## INSTRUCTIONS FOR THE TASK
Images should be left out, and everything else in the listing reproduced exactly.

## STORED DATA
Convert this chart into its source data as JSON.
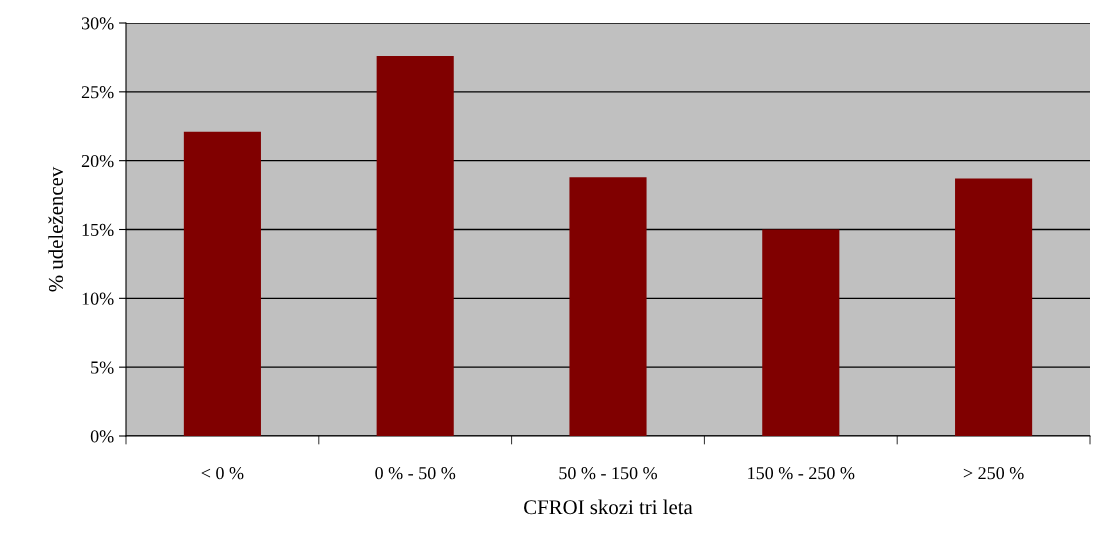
{
  "chart_data": {
    "type": "bar",
    "xlabel": "CFROI skozi tri leta",
    "ylabel": "% udeležencev",
    "categories": [
      "< 0 %",
      "0 % - 50 %",
      "50 % - 150 %",
      "150 % - 250 %",
      "> 250 %"
    ],
    "values": [
      22.1,
      27.6,
      18.8,
      15.0,
      18.7
    ],
    "color": "#800000",
    "ylim": [
      0,
      30
    ],
    "yticks": [
      {
        "value": 0,
        "label": "0%"
      },
      {
        "value": 5,
        "label": "5%"
      },
      {
        "value": 10,
        "label": "10%"
      },
      {
        "value": 15,
        "label": "15%"
      },
      {
        "value": 20,
        "label": "20%"
      },
      {
        "value": 25,
        "label": "25%"
      },
      {
        "value": 30,
        "label": "30%"
      }
    ],
    "grid": "y"
  }
}
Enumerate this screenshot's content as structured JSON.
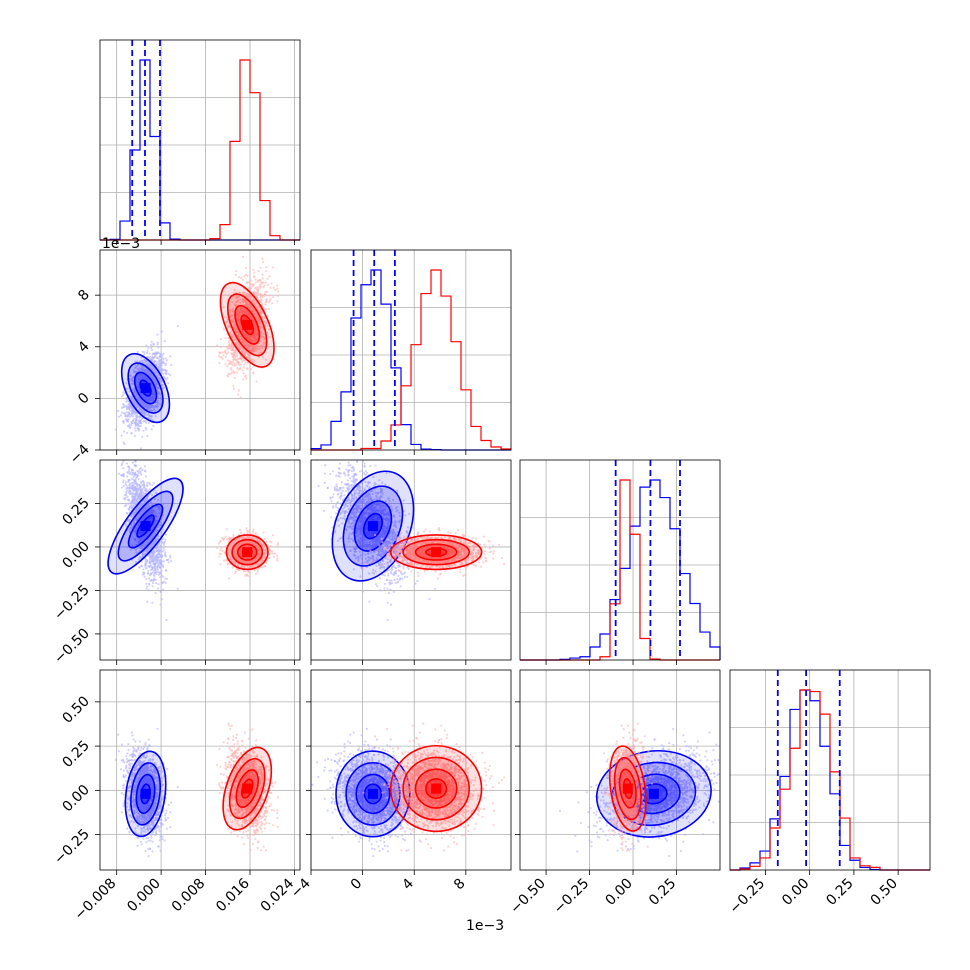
{
  "chart_data": {
    "type": "corner",
    "parameters": [
      {
        "range": [
          -0.011,
          0.025
        ],
        "ticks": [
          -0.008,
          0.0,
          0.008,
          0.016,
          0.024
        ],
        "tick_labels": [
          "−0.008",
          "0.000",
          "0.008",
          "0.016",
          "0.024"
        ]
      },
      {
        "range": [
          -0.004,
          0.0115
        ],
        "ticks": [
          -0.004,
          0.0,
          0.004,
          0.008
        ],
        "tick_labels": [
          "−4",
          "0",
          "4",
          "8"
        ],
        "offset_label": "1e−3"
      },
      {
        "range": [
          -0.65,
          0.5
        ],
        "ticks": [
          -0.5,
          -0.25,
          0.0,
          0.25
        ],
        "tick_labels": [
          "−0.50",
          "−0.25",
          "0.00",
          "0.25"
        ]
      },
      {
        "range": [
          -0.45,
          0.68
        ],
        "ticks": [
          -0.25,
          0.0,
          0.25,
          0.5
        ],
        "tick_labels": [
          "−0.25",
          "0.00",
          "0.25",
          "0.50"
        ]
      }
    ],
    "series": [
      {
        "color": "#0000ff",
        "means": [
          -0.0028,
          0.0008,
          0.12,
          -0.02
        ],
        "sds": [
          0.0016,
          0.0013,
          0.15,
          0.11
        ],
        "quantiles": [
          [
            -0.0052,
            -0.0029,
            -0.0002
          ],
          [
            -0.0007,
            0.0009,
            0.0025
          ],
          [
            -0.1,
            0.1,
            0.27
          ],
          [
            -0.18,
            -0.02,
            0.17
          ]
        ]
      },
      {
        "color": "#ff0000",
        "means": [
          0.0155,
          0.0057,
          -0.03,
          0.01
        ],
        "sds": [
          0.0017,
          0.0016,
          0.045,
          0.11
        ]
      }
    ],
    "hist_max": [
      1.0,
      1.0,
      1.0,
      1.0
    ],
    "grid": true
  }
}
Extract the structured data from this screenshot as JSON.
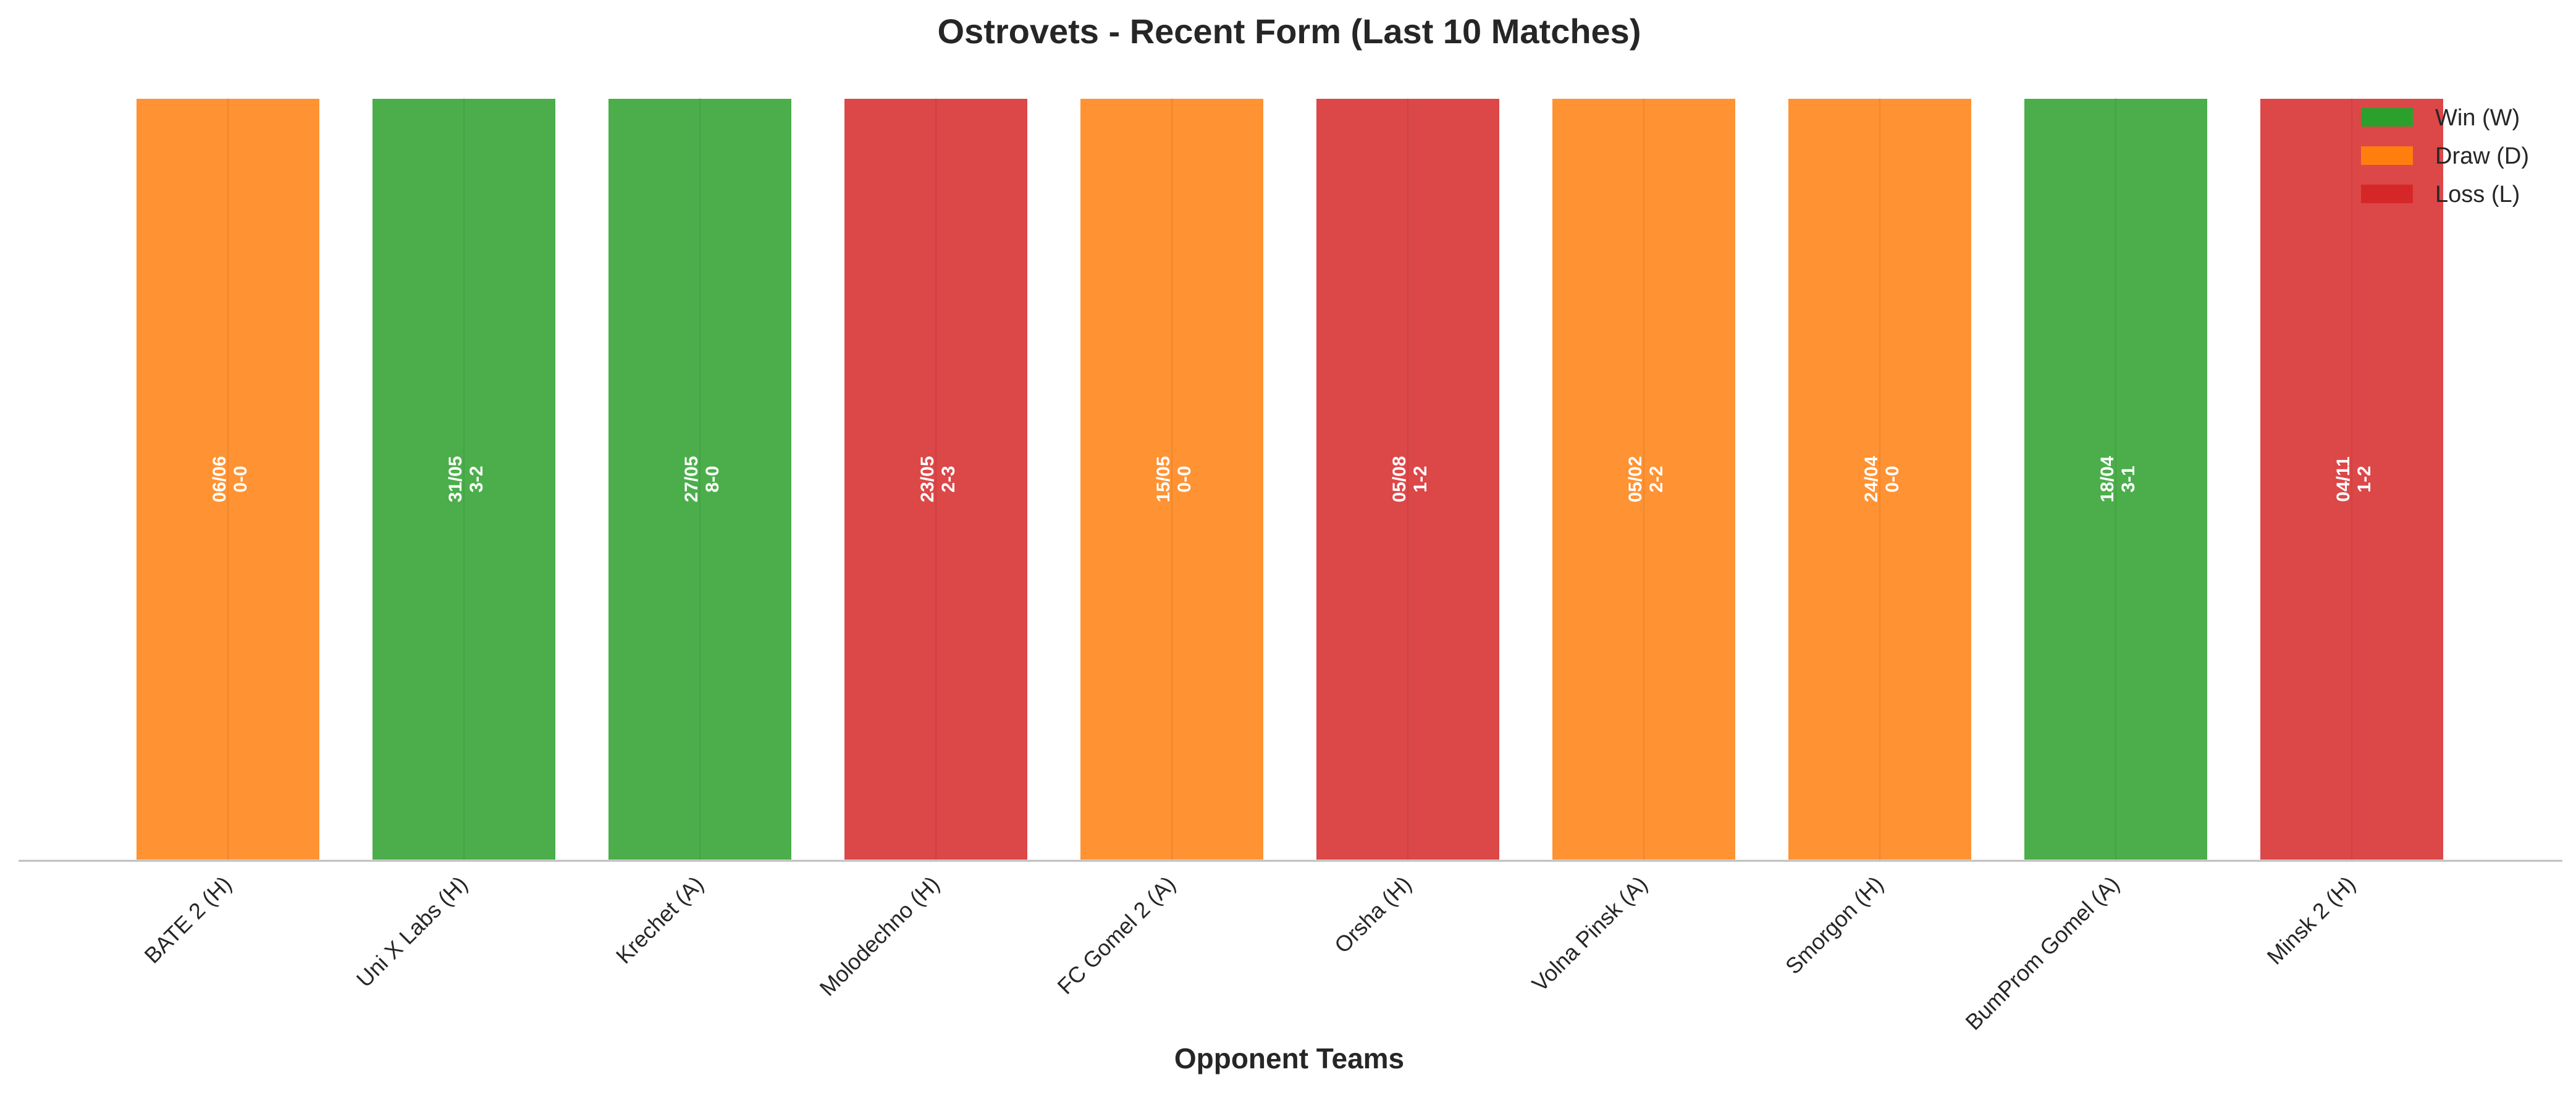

## RESPONSE FOR THIS EXERCISE
Convert this chart into its source data as JSON.
{
  "chart_data": {
    "type": "bar",
    "xlabel": "CFROI skozi tri leta",
    "ylabel": "% udeležencev",
    "categories": [
      "< 0 %",
      "0 % - 50 %",
      "50 % - 150 %",
      "150 % - 250 %",
      "> 250 %"
    ],
    "values": [
      22.1,
      27.6,
      18.8,
      15.0,
      18.7
    ],
    "color": "#800000",
    "ylim": [
      0,
      30
    ],
    "yticks": [
      {
        "value": 0,
        "label": "0%"
      },
      {
        "value": 5,
        "label": "5%"
      },
      {
        "value": 10,
        "label": "10%"
      },
      {
        "value": 15,
        "label": "15%"
      },
      {
        "value": 20,
        "label": "20%"
      },
      {
        "value": 25,
        "label": "25%"
      },
      {
        "value": 30,
        "label": "30%"
      }
    ],
    "grid": "y"
  }
}
Enumerate this screenshot's content as structured JSON.
{
  "chart_data": {
    "type": "corner",
    "parameters": [
      {
        "range": [
          -0.011,
          0.025
        ],
        "ticks": [
          -0.008,
          0.0,
          0.008,
          0.016,
          0.024
        ],
        "tick_labels": [
          "−0.008",
          "0.000",
          "0.008",
          "0.016",
          "0.024"
        ]
      },
      {
        "range": [
          -0.004,
          0.0115
        ],
        "ticks": [
          -0.004,
          0.0,
          0.004,
          0.008
        ],
        "tick_labels": [
          "−4",
          "0",
          "4",
          "8"
        ],
        "offset_label": "1e−3"
      },
      {
        "range": [
          -0.65,
          0.5
        ],
        "ticks": [
          -0.5,
          -0.25,
          0.0,
          0.25
        ],
        "tick_labels": [
          "−0.50",
          "−0.25",
          "0.00",
          "0.25"
        ]
      },
      {
        "range": [
          -0.45,
          0.68
        ],
        "ticks": [
          -0.25,
          0.0,
          0.25,
          0.5
        ],
        "tick_labels": [
          "−0.25",
          "0.00",
          "0.25",
          "0.50"
        ]
      }
    ],
    "series": [
      {
        "color": "#0000ff",
        "means": [
          -0.0028,
          0.0008,
          0.12,
          -0.02
        ],
        "sds": [
          0.0016,
          0.0013,
          0.15,
          0.11
        ],
        "quantiles": [
          [
            -0.0052,
            -0.0029,
            -0.0002
          ],
          [
            -0.0007,
            0.0009,
            0.0025
          ],
          [
            -0.1,
            0.1,
            0.27
          ],
          [
            -0.18,
            -0.02,
            0.17
          ]
        ]
      },
      {
        "color": "#ff0000",
        "means": [
          0.0155,
          0.0057,
          -0.03,
          0.01
        ],
        "sds": [
          0.0017,
          0.0016,
          0.045,
          0.11
        ]
      }
    ],
    "hist_max": [
      1.0,
      1.0,
      1.0,
      1.0
    ],
    "grid": true
  }
}
Extract the structured data from this screenshot as JSON.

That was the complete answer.